§ Passage fourni
:::::

Nora Hoppe
Et celui qui finit par « posséder le récit » – un nouveau trope à la mode – est « le gagnant »… un gagnant qui a atteint une position d’omnipotence…
Woody Allen a dit un jour : « Je déteste la réalité, mais c’est toujours le meilleur endroit où trouver un bon steak ».
Qu’est-ce que la « réalité » ? Dans le taoïsme, le Tao – qui ne peut être pleinement saisi par l’entendement humain – est « éternellement sans nom » et doit être distingué des innombrables choses nommées qui sont considérées comme ses « manifestations » – la réalité de la vie avant les descriptions qui en sont faites. Dans le bouddhisme, la réalité peut être considérée comme une forme de « projection », résultant de la fructification des semences karmiques. Selon l’allégorie métaphorique de la caverne de Platon, les êtres humains ne peuvent percevoir la réalité que comme des ombres des choses réelles qu’ils voient interagir sur un mur.
L’aspect le plus difficile de la réalité que les êtres humains sont contraints d’affronter est leur fin ultime. Cet aspect est « déprimant » pour la plupart d’entre eux. Un autre aspect de la réalité concerne leur survie… qui – dans la nature au moins et pour les personnes vivant dans le génocide, la guerre ou la pauvreté – est une bataille quotidienne qui dure toute la vie. Cette lutte peut être très épuisante… et la plupart des êtres humains (dans des circonstances privilégiées) cherchent une « issue facile » en achetant des répits à tous ces efforts de survie et à l’idée de la mort – d’où la poursuite sans fin de la richesse, de l’évasion et des fantasmes palliatifs.
Beaucoup de gens n’aiment pas la réalité, semble-t-il… surtout aujourd’hui, surtout dans un monde capitaliste, surtout dans le monde occidental d’aujourd’hui… Beaucoup sont même ENSEIGNÉS à haïr la réalité… ce qui les rend manipulables et faibles pour ceux qui cherchent à les contrôler au moyen d’une « fausse conscience » et d’une « hégémonie culturelle » façonnées par des NARRATIFS – le mot générique « récit » prenant un nouveau sens spécifique : la formulation d’une histoire sur un sujet spécifique afin de façonner l’opinion publique et d’atteindre une image ou un point de vue désiré.
Dans un monde capitaliste, la publicité est essentielle pour présenter et promouvoir un produit ou un service de manière à en tirer le maximum de profit ; l’augmentation de la consommation de produits et de services est générée par le « branding », qui est la création d’une identité – une identité extérieure… une façade.
La guerre de l’information
Avec l’avènement du néolibéralisme, ces mêmes pratiques ne sont pas seulement utilisées pour les produits et les services, mais aussi pour créer des récits politiques… Et celui qui finit par « posséder le récit » – un nouveau trope à la mode – est « le gagnant »… un gagnant qui a atteint une position d’omnipotence.

:::::

§ Lignes des zones de mise en page
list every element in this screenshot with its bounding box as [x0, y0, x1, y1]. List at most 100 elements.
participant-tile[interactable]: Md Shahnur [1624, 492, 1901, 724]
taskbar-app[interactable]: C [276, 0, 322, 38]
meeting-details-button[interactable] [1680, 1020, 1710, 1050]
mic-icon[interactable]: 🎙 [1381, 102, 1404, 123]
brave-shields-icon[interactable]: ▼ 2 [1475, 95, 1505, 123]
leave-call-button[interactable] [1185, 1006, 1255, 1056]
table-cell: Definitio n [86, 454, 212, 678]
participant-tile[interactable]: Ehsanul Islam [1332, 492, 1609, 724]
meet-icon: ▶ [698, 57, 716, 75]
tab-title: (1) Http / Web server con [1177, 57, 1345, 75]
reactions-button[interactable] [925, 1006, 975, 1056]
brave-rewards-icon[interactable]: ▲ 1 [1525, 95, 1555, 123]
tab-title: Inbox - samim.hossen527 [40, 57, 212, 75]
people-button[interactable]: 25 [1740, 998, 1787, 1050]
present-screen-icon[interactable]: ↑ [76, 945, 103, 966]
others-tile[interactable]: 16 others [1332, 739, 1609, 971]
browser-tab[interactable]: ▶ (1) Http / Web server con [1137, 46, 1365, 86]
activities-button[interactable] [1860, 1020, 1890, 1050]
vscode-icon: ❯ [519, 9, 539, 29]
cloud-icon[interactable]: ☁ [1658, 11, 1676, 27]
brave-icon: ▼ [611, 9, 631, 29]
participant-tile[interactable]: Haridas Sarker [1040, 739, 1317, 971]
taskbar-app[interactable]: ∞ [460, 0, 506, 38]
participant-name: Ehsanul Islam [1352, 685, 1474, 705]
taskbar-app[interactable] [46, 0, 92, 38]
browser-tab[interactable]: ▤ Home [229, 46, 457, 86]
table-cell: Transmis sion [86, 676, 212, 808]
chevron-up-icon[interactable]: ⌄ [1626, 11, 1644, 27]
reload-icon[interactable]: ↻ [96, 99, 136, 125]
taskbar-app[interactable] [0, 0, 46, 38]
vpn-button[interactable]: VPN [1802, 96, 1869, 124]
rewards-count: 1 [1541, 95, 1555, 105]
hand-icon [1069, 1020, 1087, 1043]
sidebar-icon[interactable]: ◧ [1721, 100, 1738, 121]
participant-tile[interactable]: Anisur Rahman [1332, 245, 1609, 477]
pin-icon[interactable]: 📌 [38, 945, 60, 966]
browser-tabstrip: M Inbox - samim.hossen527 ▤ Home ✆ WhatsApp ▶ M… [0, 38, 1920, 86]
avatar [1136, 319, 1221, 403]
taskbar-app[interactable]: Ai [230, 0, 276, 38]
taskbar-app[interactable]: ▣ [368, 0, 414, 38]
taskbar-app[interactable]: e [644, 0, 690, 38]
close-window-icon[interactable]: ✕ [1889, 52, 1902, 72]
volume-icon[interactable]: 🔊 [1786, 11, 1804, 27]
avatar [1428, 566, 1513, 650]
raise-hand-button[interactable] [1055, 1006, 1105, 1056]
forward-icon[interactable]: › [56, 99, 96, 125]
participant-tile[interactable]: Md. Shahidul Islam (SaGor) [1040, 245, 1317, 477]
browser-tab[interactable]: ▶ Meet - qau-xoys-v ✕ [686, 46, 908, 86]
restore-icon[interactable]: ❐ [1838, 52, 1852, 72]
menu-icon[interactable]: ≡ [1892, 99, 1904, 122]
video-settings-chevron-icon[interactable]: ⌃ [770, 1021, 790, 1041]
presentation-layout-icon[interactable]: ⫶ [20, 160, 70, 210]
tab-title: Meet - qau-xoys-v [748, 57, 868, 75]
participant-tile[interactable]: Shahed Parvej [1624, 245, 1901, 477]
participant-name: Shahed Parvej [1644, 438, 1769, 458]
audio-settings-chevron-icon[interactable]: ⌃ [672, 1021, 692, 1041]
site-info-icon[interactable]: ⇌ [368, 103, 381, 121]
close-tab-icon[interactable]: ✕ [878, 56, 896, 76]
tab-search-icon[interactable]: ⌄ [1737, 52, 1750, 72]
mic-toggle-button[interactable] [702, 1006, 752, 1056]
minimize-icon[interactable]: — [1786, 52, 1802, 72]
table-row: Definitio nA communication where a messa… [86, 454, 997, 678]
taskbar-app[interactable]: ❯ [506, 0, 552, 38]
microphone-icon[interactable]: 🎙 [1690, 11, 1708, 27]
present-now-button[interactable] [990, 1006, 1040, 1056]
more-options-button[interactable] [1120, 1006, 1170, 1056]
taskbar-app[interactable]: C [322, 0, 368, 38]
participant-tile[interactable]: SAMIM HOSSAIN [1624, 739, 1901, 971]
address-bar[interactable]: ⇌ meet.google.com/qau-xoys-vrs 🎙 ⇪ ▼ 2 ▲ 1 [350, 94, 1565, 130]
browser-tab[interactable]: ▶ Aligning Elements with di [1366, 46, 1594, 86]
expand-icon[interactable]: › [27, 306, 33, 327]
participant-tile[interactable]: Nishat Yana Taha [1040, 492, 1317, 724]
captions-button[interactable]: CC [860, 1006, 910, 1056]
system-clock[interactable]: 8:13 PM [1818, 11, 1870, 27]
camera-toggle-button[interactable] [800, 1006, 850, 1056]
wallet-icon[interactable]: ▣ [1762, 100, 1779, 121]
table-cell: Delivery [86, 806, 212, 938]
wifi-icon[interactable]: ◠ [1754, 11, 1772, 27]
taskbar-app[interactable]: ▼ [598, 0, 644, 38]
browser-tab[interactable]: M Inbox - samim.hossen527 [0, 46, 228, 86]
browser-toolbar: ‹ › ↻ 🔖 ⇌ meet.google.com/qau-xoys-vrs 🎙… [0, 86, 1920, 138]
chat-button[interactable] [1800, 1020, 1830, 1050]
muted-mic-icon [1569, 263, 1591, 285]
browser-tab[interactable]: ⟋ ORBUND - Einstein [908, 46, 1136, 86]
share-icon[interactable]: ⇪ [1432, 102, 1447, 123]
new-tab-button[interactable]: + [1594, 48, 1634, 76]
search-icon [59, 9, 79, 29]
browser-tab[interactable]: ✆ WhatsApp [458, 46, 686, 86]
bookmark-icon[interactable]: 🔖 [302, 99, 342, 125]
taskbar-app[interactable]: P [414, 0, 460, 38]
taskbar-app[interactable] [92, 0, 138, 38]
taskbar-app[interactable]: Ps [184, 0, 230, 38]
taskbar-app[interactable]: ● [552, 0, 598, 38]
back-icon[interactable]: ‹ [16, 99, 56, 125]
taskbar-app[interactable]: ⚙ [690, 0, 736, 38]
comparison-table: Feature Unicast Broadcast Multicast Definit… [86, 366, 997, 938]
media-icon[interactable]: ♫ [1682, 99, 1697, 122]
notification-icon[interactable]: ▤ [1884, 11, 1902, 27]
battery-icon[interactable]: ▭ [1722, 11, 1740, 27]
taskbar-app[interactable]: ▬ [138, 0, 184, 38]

:::::

§ À faire
1. Recopiez, dans le texte sur la réalité, le passage qui commence à « Dans un monde capitaliste, la » et se termine à « une position d’omnipotence. ».
2. Traduisez en anglais cette phrase du texte sur la réalité : « L’aspect le plus difficile de la réalité que les êtres humains sont contraints d’affronter est leur fin ultime. »
Ces lignes proviennent d'une autre source que le texte.

§ Réponses rédigées
1.
Dans un monde capitaliste, la publicité est essentielle pour présenter et promouvoir un produit ou un service de manière à en tirer le maximum de profit ; l’augmentation de la consommation de produits et de services est générée par le « branding », qui est la création d’une identité – une identité extérieure… une façade.
La guerre de l’information
Avec l’avènement du néolibéralisme, ces mêmes pratiques ne sont pas seulement utilisées pour les produits et les services, mais aussi pour créer des récits politiques… Et celui qui finit par « posséder le récit » – un nouveau trope à la mode – est « le gagnant »… un gagnant qui a atteint une position d’omnipotence.

2. The most difficult aspect of reality that human beings are forced to face is their ultimate end.